# AIM OF THE EXERCISE:
In your copy, leave out the pictures and repeat the entries below exactly.

++++ DATA PROVIDED

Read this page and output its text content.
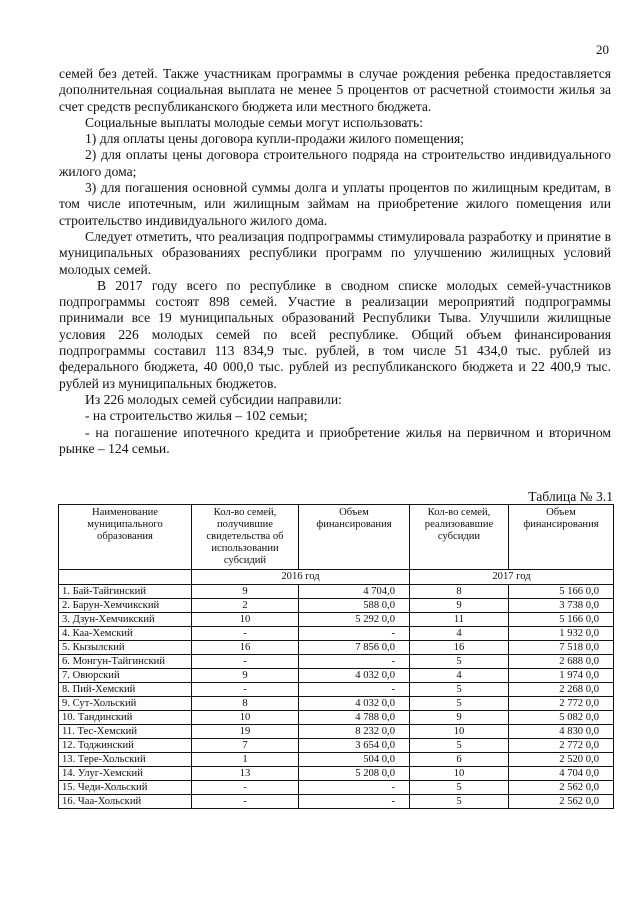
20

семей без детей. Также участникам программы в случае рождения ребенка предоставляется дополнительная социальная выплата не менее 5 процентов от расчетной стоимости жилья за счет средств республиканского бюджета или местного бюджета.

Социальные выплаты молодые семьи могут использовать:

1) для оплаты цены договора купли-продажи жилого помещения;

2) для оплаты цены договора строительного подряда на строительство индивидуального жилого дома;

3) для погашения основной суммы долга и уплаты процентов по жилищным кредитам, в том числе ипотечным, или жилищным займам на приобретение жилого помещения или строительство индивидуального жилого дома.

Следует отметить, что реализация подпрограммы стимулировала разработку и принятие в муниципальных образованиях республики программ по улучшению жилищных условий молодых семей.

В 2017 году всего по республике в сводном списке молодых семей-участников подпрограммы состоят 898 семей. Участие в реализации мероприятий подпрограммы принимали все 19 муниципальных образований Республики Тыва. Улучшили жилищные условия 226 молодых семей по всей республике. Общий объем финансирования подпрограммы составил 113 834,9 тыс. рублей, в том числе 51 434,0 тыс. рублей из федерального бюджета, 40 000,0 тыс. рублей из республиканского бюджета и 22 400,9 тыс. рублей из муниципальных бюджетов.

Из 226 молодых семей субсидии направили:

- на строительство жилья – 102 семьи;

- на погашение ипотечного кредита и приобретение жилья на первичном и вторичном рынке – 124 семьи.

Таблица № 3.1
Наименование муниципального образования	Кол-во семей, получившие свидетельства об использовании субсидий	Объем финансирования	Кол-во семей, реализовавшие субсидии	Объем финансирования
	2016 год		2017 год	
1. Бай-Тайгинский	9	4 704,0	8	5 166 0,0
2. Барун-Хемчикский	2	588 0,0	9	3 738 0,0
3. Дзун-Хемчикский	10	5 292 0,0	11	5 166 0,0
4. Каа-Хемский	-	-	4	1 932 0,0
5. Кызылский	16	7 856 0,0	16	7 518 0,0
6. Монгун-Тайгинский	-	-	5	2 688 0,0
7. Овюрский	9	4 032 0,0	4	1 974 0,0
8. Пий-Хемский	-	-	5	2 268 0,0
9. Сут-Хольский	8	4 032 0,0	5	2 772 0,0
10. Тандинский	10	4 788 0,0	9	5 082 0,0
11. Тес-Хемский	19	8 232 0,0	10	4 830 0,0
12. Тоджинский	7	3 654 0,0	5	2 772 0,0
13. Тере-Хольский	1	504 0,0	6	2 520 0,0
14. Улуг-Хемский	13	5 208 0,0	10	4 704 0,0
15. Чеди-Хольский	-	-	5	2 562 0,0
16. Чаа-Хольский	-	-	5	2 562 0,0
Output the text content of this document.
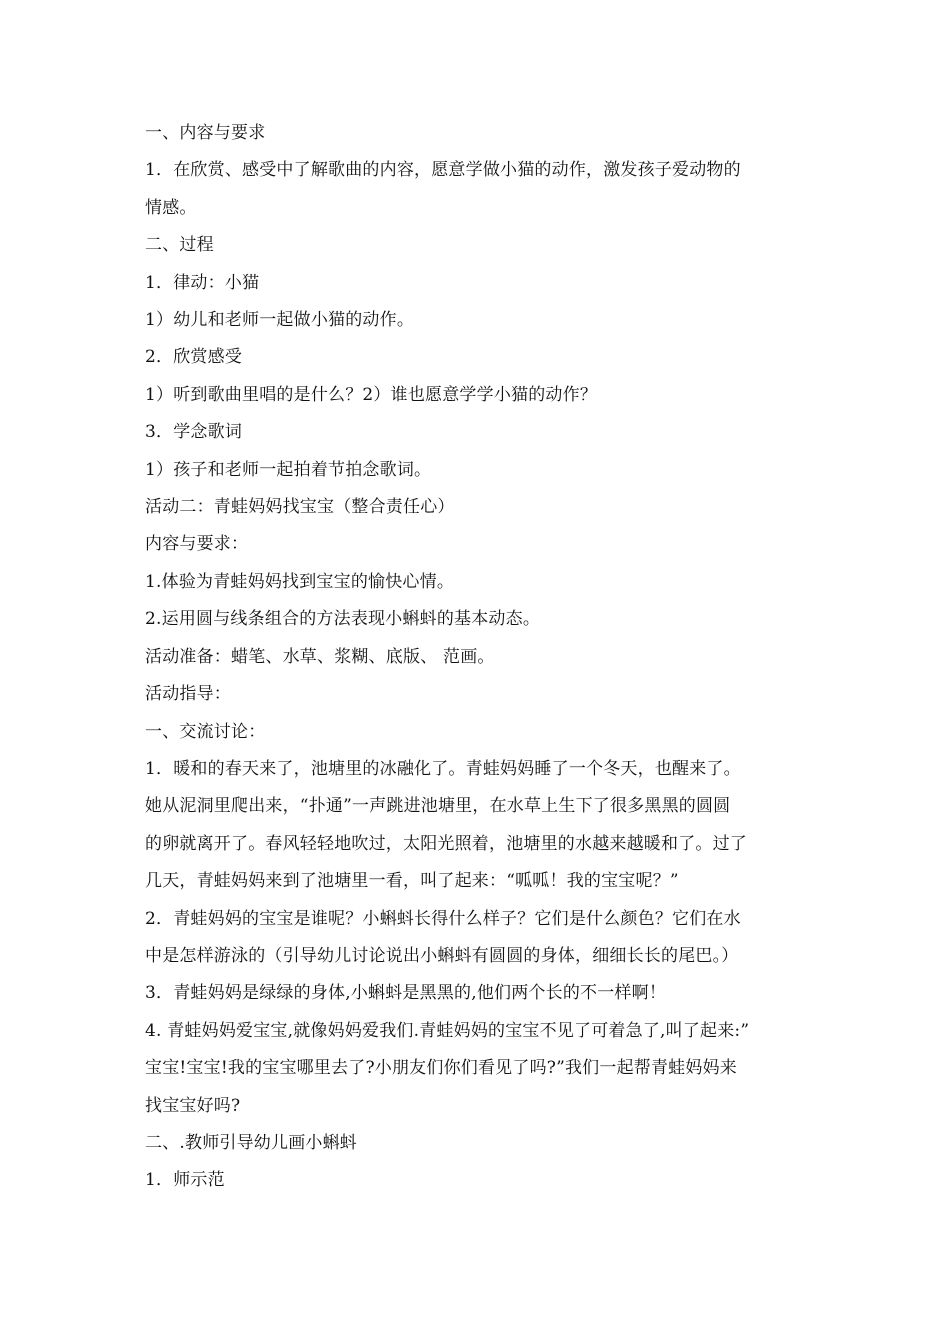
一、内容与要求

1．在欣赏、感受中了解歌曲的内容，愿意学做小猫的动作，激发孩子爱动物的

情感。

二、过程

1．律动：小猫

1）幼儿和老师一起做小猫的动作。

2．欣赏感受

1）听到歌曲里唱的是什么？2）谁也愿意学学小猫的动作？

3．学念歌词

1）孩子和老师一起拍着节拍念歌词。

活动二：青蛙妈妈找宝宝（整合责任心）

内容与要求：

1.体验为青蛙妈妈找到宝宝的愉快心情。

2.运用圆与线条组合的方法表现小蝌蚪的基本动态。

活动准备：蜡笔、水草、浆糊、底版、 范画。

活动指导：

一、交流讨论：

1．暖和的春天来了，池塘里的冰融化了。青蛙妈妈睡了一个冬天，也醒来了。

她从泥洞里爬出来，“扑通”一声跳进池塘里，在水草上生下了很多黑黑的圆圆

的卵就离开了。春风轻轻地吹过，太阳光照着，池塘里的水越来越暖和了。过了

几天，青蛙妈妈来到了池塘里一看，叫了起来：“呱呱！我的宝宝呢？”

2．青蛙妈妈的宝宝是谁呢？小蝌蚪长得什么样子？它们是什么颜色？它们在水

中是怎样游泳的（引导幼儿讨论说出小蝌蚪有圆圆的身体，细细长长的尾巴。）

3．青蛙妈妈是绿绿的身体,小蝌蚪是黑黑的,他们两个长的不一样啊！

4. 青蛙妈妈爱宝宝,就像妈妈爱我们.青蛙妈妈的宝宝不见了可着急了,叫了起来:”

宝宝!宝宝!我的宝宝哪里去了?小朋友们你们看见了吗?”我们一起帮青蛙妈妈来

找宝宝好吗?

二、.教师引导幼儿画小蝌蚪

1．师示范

++++++++

# COMPLETE RESPONSE:
Read this page and output its text content.
20

семей без детей. Также участникам программы в случае рождения ребенка предоставляется дополнительная социальная выплата не менее 5 процентов от расчетной стоимости жилья за счет средств республиканского бюджета или местного бюджета.

Социальные выплаты молодые семьи могут использовать:

1) для оплаты цены договора купли-продажи жилого помещения;

2) для оплаты цены договора строительного подряда на строительство индивидуального жилого дома;

3) для погашения основной суммы долга и уплаты процентов по жилищным кредитам, в том числе ипотечным, или жилищным займам на приобретение жилого помещения или строительство индивидуального жилого дома.

Следует отметить, что реализация подпрограммы стимулировала разработку и принятие в муниципальных образованиях республики программ по улучшению жилищных условий молодых семей.

В 2017 году всего по республике в сводном списке молодых семей-участников подпрограммы состоят 898 семей. Участие в реализации мероприятий подпрограммы принимали все 19 муниципальных образований Республики Тыва. Улучшили жилищные условия 226 молодых семей по всей республике. Общий объем финансирования подпрограммы составил 113 834,9 тыс. рублей, в том числе 51 434,0 тыс. рублей из федерального бюджета, 40 000,0 тыс. рублей из республиканского бюджета и 22 400,9 тыс. рублей из муниципальных бюджетов.

Из 226 молодых семей субсидии направили:

- на строительство жилья – 102 семьи;

- на погашение ипотечного кредита и приобретение жилья на первичном и вторичном рынке – 124 семьи.

Таблица № 3.1
Наименование муниципального образования	Кол-во семей, получившие свидетельства об использовании субсидий	Объем финансирования	Кол-во семей, реализовавшие субсидии	Объем финансирования
	2016 год		2017 год	
1. Бай-Тайгинский	9	4 704,0	8	5 166 0,0
2. Барун-Хемчикский	2	588 0,0	9	3 738 0,0
3. Дзун-Хемчикский	10	5 292 0,0	11	5 166 0,0
4. Каа-Хемский	-	-	4	1 932 0,0
5. Кызылский	16	7 856 0,0	16	7 518 0,0
6. Монгун-Тайгинский	-	-	5	2 688 0,0
7. Овюрский	9	4 032 0,0	4	1 974 0,0
8. Пий-Хемский	-	-	5	2 268 0,0
9. Сут-Хольский	8	4 032 0,0	5	2 772 0,0
10. Тандинский	10	4 788 0,0	9	5 082 0,0
11. Тес-Хемский	19	8 232 0,0	10	4 830 0,0
12. Тоджинский	7	3 654 0,0	5	2 772 0,0
13. Тере-Хольский	1	504 0,0	6	2 520 0,0
14. Улуг-Хемский	13	5 208 0,0	10	4 704 0,0
15. Чеди-Хольский	-	-	5	2 562 0,0
16. Чаа-Хольский	-	-	5	2 562 0,0
Output the text content of this document.
一、内容与要求

1．在欣赏、感受中了解歌曲的内容，愿意学做小猫的动作，激发孩子爱动物的

情感。

二、过程

1．律动：小猫

1）幼儿和老师一起做小猫的动作。

2．欣赏感受

1）听到歌曲里唱的是什么？2）谁也愿意学学小猫的动作？

3．学念歌词

1）孩子和老师一起拍着节拍念歌词。

活动二：青蛙妈妈找宝宝（整合责任心）

内容与要求：

1.体验为青蛙妈妈找到宝宝的愉快心情。

2.运用圆与线条组合的方法表现小蝌蚪的基本动态。

活动准备：蜡笔、水草、浆糊、底版、 范画。

活动指导：

一、交流讨论：

1．暖和的春天来了，池塘里的冰融化了。青蛙妈妈睡了一个冬天，也醒来了。

她从泥洞里爬出来，“扑通”一声跳进池塘里，在水草上生下了很多黑黑的圆圆

的卵就离开了。春风轻轻地吹过，太阳光照着，池塘里的水越来越暖和了。过了

几天，青蛙妈妈来到了池塘里一看，叫了起来：“呱呱！我的宝宝呢？”

2．青蛙妈妈的宝宝是谁呢？小蝌蚪长得什么样子？它们是什么颜色？它们在水

中是怎样游泳的（引导幼儿讨论说出小蝌蚪有圆圆的身体，细细长长的尾巴。）

3．青蛙妈妈是绿绿的身体,小蝌蚪是黑黑的,他们两个长的不一样啊！

4. 青蛙妈妈爱宝宝,就像妈妈爱我们.青蛙妈妈的宝宝不见了可着急了,叫了起来:”

宝宝!宝宝!我的宝宝哪里去了?小朋友们你们看见了吗?”我们一起帮青蛙妈妈来

找宝宝好吗?

二、.教师引导幼儿画小蝌蚪

1．师示范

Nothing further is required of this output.